[Collected data]
● ● ●

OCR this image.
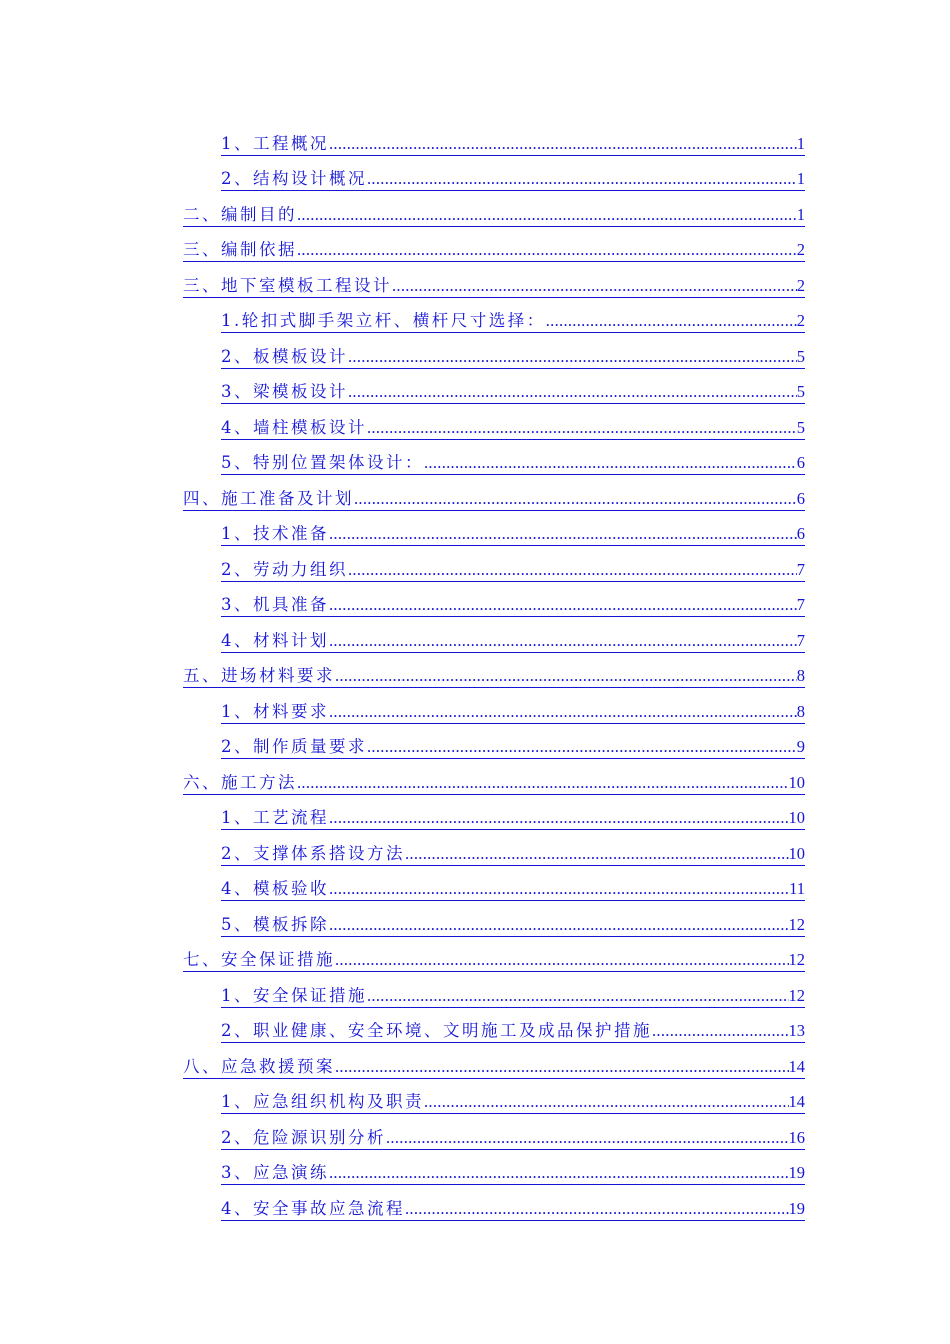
1、工程概况 .....	1
2、结构设计概况 .....	1
二、编制目的 .....	1
三、编制依据 .....	2
三、地下室模板工程设计 .....	2
1.轮扣式脚手架立杆、横杆尺寸选择： .....	2
2、板模板设计 .....	5
3、梁模板设计 .....	5
4、墙柱模板设计 .....	5
5、特别位置架体设计： .....	6
四、施工准备及计划 .....	6
1、技术准备 .....	6
2、劳动力组织 .....	7
3、机具准备 .....	7
4、材料计划 .....	7
五、进场材料要求 .....	8
1、材料要求 .....	8
2、制作质量要求 .....	9
六、施工方法 .....	10
1、工艺流程 .....	10
2、支撑体系搭设方法 .....	10
4、模板验收 .....	11
5、模板拆除 .....	12
七、安全保证措施 .....	12
1、安全保证措施 .....	12
2、职业健康、安全环境、文明施工及成品保护措施 .....	13
八、应急救援预案 .....	14
1、应急组织机构及职责 .....	14
2、危险源识别分析 .....	16
3、应急演练 .....	19
4、安全事故应急流程 .....	19
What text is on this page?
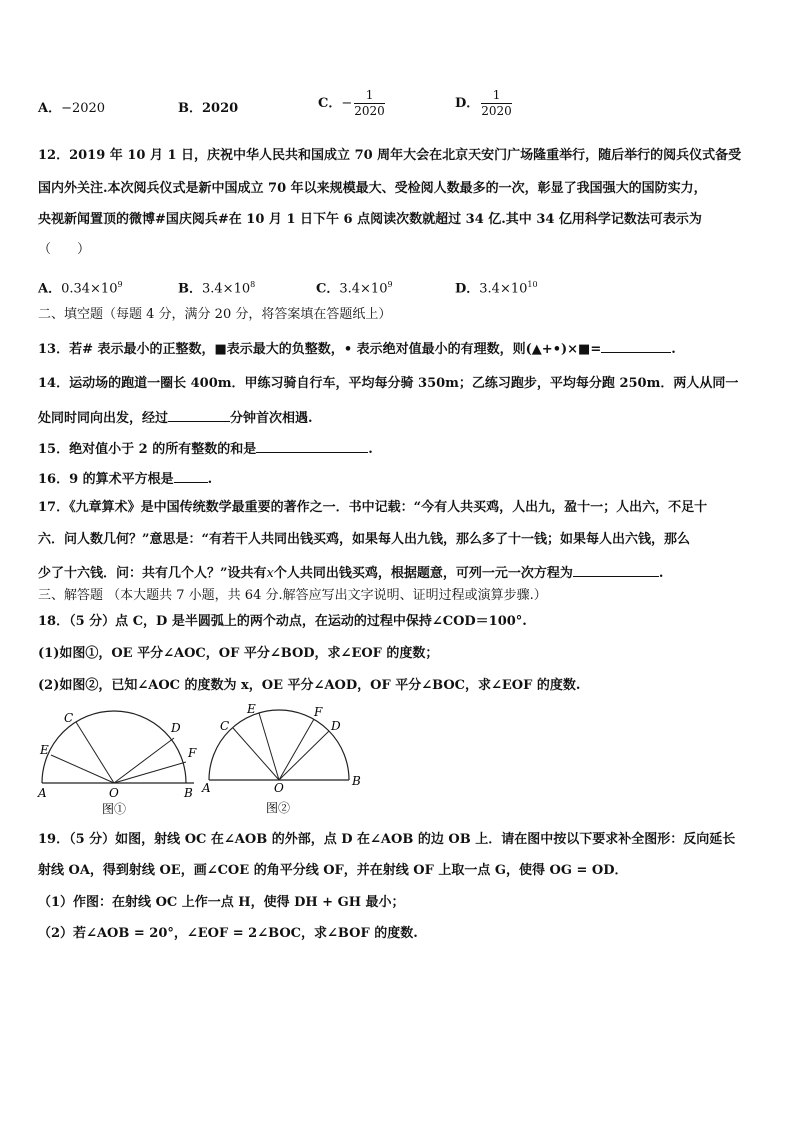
A．−2020	B．2020	C．− $\frac{1}{2020}$	D． $\frac{1}{2020}$
12．2019 年 10 月 1 日，庆祝中华人民共和国成立 70 周年大会在北京天安门广场隆重举行，随后举行的阅兵仪式备受
国内外关注.本次阅兵仪式是新中国成立 70 年以来规模最大、受检阅人数最多的一次，彰显了我国强大的国防实力，
央视新闻置顶的微博#国庆阅兵#在 10 月 1 日下午 6 点阅读次数就超过 34 亿.其中 34 亿用科学记数法可表示为
（　　）
A．$0.34\times 10^9$	B．$3.4\times 10^8$	C．$3.4\times 10^9$	D．$3.4\times 10^{10}$
二、填空题（每题 4 分，满分 20 分，将答案填在答题纸上）
13．若# 表示最小的正整数，■表示最大的负整数，• 表示绝对值最小的有理数，则(▲+•)×■=	.
14．运动场的跑道一圈长 400m．甲练习骑自行车，平均每分骑 350m；乙练习跑步，平均每分跑 250m．两人从同一
处同时同向出发，经过	分钟首次相遇.
15．绝对值小于 2 的所有整数的和是	.
16．9 的算术平方根是	.
17．《九章算术》是中国传统数学最重要的著作之一．书中记载：“今有人共买鸡，人出九，盈十一；人出六，不足十
六．问人数几何？”意思是：“有若干人共同出钱买鸡，如果每人出九钱，那么多了十一钱；如果每人出六钱，那么
少了十六钱．问：共有几个人？”设共有x个人共同出钱买鸡，根据题意，可列一元一次方程为	.
三、解答题 （本大题共 7 小题，共 64 分.解答应写出文字说明、证明过程或演算步骤.）
18．（5 分）点 C，D 是半圆弧上的两个动点，在运动的过程中保持∠COD＝100°.
(1)如图①，OE 平分∠AOC，OF 平分∠BOD，求∠EOF 的度数；
(2)如图②，已知∠AOC 的度数为 x，OE 平分∠AOD，OF 平分∠BOC，求∠EOF 的度数.
C
D
E	F
A	O	B
图①
C
E	F
D
A	O	B
图②
19．（5 分）如图，射线 OC 在∠AOB 的外部，点 D 在∠AOB 的边 OB 上．请在图中按以下要求补全图形：反向延长
射线 OA，得到射线 OE，画∠COE 的角平分线 OF，并在射线 OF 上取一点 G，使得 OG = OD．
（1）作图：在射线 OC 上作一点 H，使得 DH + GH 最小；
（2）若∠AOB = 20°，∠EOF = 2∠BOC，求∠BOF 的度数.
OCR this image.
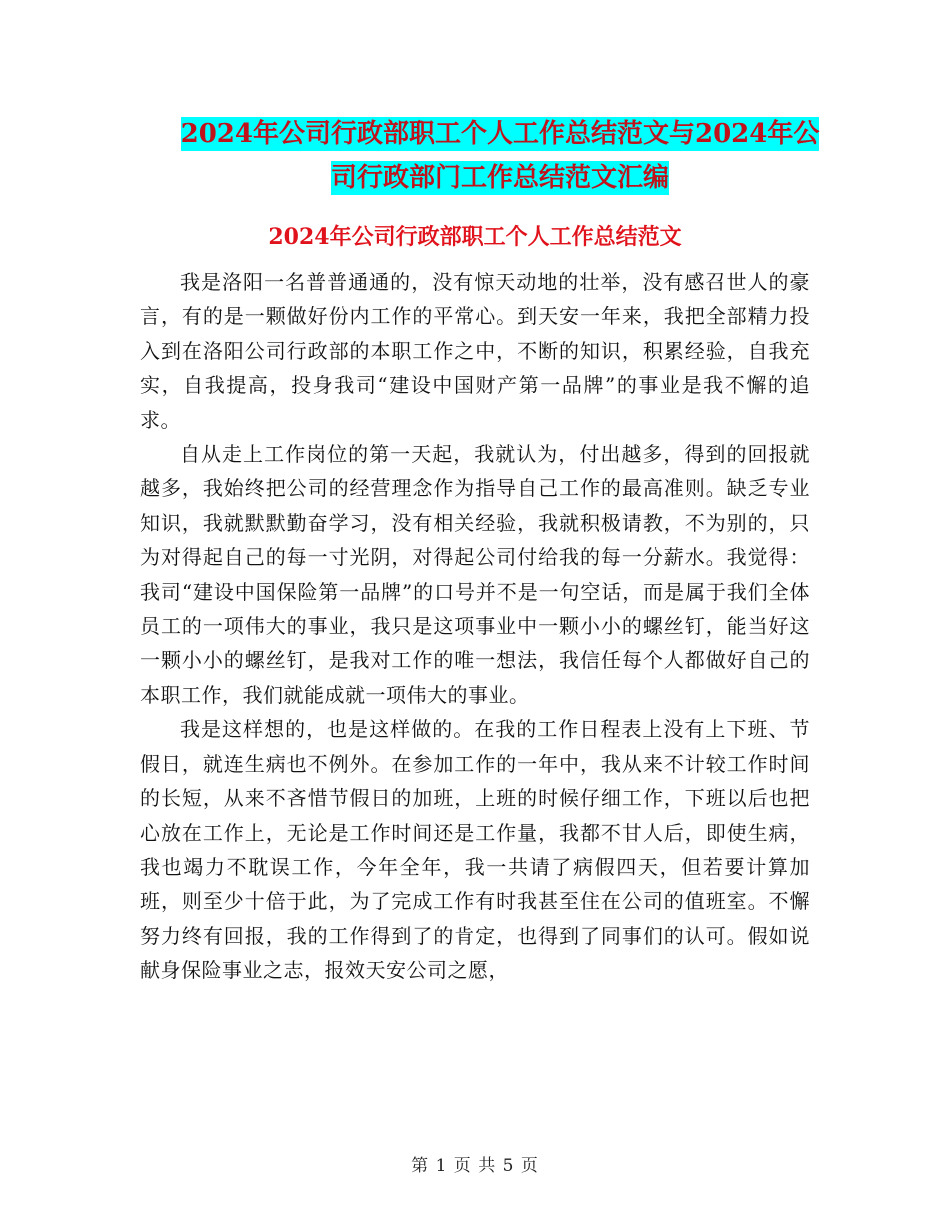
2024年公司行政部职工个人工作总结范文与2024年公
司行政部门工作总结范文汇编
2024年公司行政部职工个人工作总结范文

我是洛阳一名普普通通的，没有惊天动地的壮举，没有感召世人的豪言，有的是一颗做好份内工作的平常心。到天安一年来，我把全部精力投入到在洛阳公司行政部的本职工作之中，不断的知识，积累经验，自我充实，自我提高，投身我司“建设中国财产第一品牌”的事业是我不懈的追求。

自从走上工作岗位的第一天起，我就认为，付出越多，得到的回报就越多，我始终把公司的经营理念作为指导自己工作的最高准则。缺乏专业知识，我就默默勤奋学习，没有相关经验，我就积极请教，不为别的，只为对得起自己的每一寸光阴，对得起公司付给我的每一分薪水。我觉得：我司“建设中国保险第一品牌”的口号并不是一句空话，而是属于我们全体员工的一项伟大的事业，我只是这项事业中一颗小小的螺丝钉，能当好这一颗小小的螺丝钉，是我对工作的唯一想法，我信任每个人都做好自己的本职工作，我们就能成就一项伟大的事业。

我是这样想的，也是这样做的。在我的工作日程表上没有上下班、节假日，就连生病也不例外。在参加工作的一年中，我从来不计较工作时间的长短，从来不吝惜节假日的加班，上班的时候仔细工作，下班以后也把心放在工作上，无论是工作时间还是工作量，我都不甘人后，即使生病，我也竭力不耽误工作，今年全年，我一共请了病假四天，但若要计算加班，则至少十倍于此，为了完成工作有时我甚至住在公司的值班室。不懈努力终有回报，我的工作得到了的肯定，也得到了同事们的认可。假如说献身保险事业之志，报效天安公司之愿，

第 1 页 共 5 页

● ● ●

Goal
Your task is an exact transcription of all the data, minus the pictures.

Completed exercise
OCR this image.
1、工程概况 .....	1
2、结构设计概况 .....	1
二、编制目的 .....	1
三、编制依据 .....	2
三、地下室模板工程设计 .....	2
1.轮扣式脚手架立杆、横杆尺寸选择： .....	2
2、板模板设计 .....	5
3、梁模板设计 .....	5
4、墙柱模板设计 .....	5
5、特别位置架体设计： .....	6
四、施工准备及计划 .....	6
1、技术准备 .....	6
2、劳动力组织 .....	7
3、机具准备 .....	7
4、材料计划 .....	7
五、进场材料要求 .....	8
1、材料要求 .....	8
2、制作质量要求 .....	9
六、施工方法 .....	10
1、工艺流程 .....	10
2、支撑体系搭设方法 .....	10
4、模板验收 .....	11
5、模板拆除 .....	12
七、安全保证措施 .....	12
1、安全保证措施 .....	12
2、职业健康、安全环境、文明施工及成品保护措施 .....	13
八、应急救援预案 .....	14
1、应急组织机构及职责 .....	14
2、危险源识别分析 .....	16
3、应急演练 .....	19
4、安全事故应急流程 .....	19
What text is on this page?
A．−2020	B．2020	C．− $\frac{1}{2020}$	D． $\frac{1}{2020}$
12．2019 年 10 月 1 日，庆祝中华人民共和国成立 70 周年大会在北京天安门广场隆重举行，随后举行的阅兵仪式备受
国内外关注.本次阅兵仪式是新中国成立 70 年以来规模最大、受检阅人数最多的一次，彰显了我国强大的国防实力，
央视新闻置顶的微博#国庆阅兵#在 10 月 1 日下午 6 点阅读次数就超过 34 亿.其中 34 亿用科学记数法可表示为
（　　）
A．$0.34\times 10^9$	B．$3.4\times 10^8$	C．$3.4\times 10^9$	D．$3.4\times 10^{10}$
二、填空题（每题 4 分，满分 20 分，将答案填在答题纸上）
13．若# 表示最小的正整数，■表示最大的负整数，• 表示绝对值最小的有理数，则(▲+•)×■=	.
14．运动场的跑道一圈长 400m．甲练习骑自行车，平均每分骑 350m；乙练习跑步，平均每分跑 250m．两人从同一
处同时同向出发，经过	分钟首次相遇.
15．绝对值小于 2 的所有整数的和是	.
16．9 的算术平方根是	.
17．《九章算术》是中国传统数学最重要的著作之一．书中记载：“今有人共买鸡，人出九，盈十一；人出六，不足十
六．问人数几何？”意思是：“有若干人共同出钱买鸡，如果每人出九钱，那么多了十一钱；如果每人出六钱，那么
少了十六钱．问：共有几个人？”设共有x个人共同出钱买鸡，根据题意，可列一元一次方程为	.
三、解答题 （本大题共 7 小题，共 64 分.解答应写出文字说明、证明过程或演算步骤.）
18．（5 分）点 C，D 是半圆弧上的两个动点，在运动的过程中保持∠COD＝100°.
(1)如图①，OE 平分∠AOC，OF 平分∠BOD，求∠EOF 的度数；
(2)如图②，已知∠AOC 的度数为 x，OE 平分∠AOD，OF 平分∠BOC，求∠EOF 的度数.
C
D
E	F
A	O	B
图①
C
E	F
D
A	O	B
图②
19．（5 分）如图，射线 OC 在∠AOB 的外部，点 D 在∠AOB 的边 OB 上．请在图中按以下要求补全图形：反向延长
射线 OA，得到射线 OE，画∠COE 的角平分线 OF，并在射线 OF 上取一点 G，使得 OG = OD．
（1）作图：在射线 OC 上作一点 H，使得 DH + GH 最小；
（2）若∠AOB = 20°，∠EOF = 2∠BOC，求∠BOF 的度数.
OCR this image.
2024年公司行政部职工个人工作总结范文与2024年公
司行政部门工作总结范文汇编
2024年公司行政部职工个人工作总结范文

我是洛阳一名普普通通的，没有惊天动地的壮举，没有感召世人的豪言，有的是一颗做好份内工作的平常心。到天安一年来，我把全部精力投入到在洛阳公司行政部的本职工作之中，不断的知识，积累经验，自我充实，自我提高，投身我司“建设中国财产第一品牌”的事业是我不懈的追求。

自从走上工作岗位的第一天起，我就认为，付出越多，得到的回报就越多，我始终把公司的经营理念作为指导自己工作的最高准则。缺乏专业知识，我就默默勤奋学习，没有相关经验，我就积极请教，不为别的，只为对得起自己的每一寸光阴，对得起公司付给我的每一分薪水。我觉得：我司“建设中国保险第一品牌”的口号并不是一句空话，而是属于我们全体员工的一项伟大的事业，我只是这项事业中一颗小小的螺丝钉，能当好这一颗小小的螺丝钉，是我对工作的唯一想法，我信任每个人都做好自己的本职工作，我们就能成就一项伟大的事业。

我是这样想的，也是这样做的。在我的工作日程表上没有上下班、节假日，就连生病也不例外。在参加工作的一年中，我从来不计较工作时间的长短，从来不吝惜节假日的加班，上班的时候仔细工作，下班以后也把心放在工作上，无论是工作时间还是工作量，我都不甘人后，即使生病，我也竭力不耽误工作，今年全年，我一共请了病假四天，但若要计算加班，则至少十倍于此，为了完成工作有时我甚至住在公司的值班室。不懈努力终有回报，我的工作得到了的肯定，也得到了同事们的认可。假如说献身保险事业之志，报效天安公司之愿，

第 1 页 共 5 页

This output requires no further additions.